▶ [DIRECTION]: Sort through the entries below and pull out lines containing the word "title".

[BEGIN]

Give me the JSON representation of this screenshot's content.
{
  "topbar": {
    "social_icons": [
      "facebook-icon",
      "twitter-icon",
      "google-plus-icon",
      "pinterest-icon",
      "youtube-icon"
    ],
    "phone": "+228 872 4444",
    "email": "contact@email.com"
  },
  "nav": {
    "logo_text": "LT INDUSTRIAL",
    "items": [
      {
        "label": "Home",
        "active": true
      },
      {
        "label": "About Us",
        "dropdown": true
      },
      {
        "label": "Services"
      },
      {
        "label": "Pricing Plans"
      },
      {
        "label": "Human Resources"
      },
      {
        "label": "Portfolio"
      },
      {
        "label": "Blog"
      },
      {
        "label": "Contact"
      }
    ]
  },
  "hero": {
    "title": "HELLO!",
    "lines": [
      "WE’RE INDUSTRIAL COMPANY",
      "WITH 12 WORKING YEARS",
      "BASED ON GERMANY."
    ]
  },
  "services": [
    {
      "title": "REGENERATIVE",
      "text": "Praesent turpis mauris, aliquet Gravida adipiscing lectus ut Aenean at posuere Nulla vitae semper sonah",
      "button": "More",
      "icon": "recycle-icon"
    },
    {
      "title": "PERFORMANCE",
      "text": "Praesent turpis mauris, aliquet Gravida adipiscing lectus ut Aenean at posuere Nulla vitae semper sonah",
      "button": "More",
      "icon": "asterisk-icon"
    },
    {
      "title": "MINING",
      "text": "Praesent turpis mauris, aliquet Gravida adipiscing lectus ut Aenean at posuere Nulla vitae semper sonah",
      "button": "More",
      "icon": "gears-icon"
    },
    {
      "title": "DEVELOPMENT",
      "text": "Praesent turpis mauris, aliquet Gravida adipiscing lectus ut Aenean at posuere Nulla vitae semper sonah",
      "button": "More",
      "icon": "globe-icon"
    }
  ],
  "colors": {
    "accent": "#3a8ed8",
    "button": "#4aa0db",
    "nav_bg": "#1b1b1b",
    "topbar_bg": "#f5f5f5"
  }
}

[END]

▶ [TASK ANSWER]:
    "title": "HELLO!",
      "title": "REGENERATIVE",
      "title": "PERFORMANCE",
      "title": "MINING",
      "title": "DEVELOPMENT",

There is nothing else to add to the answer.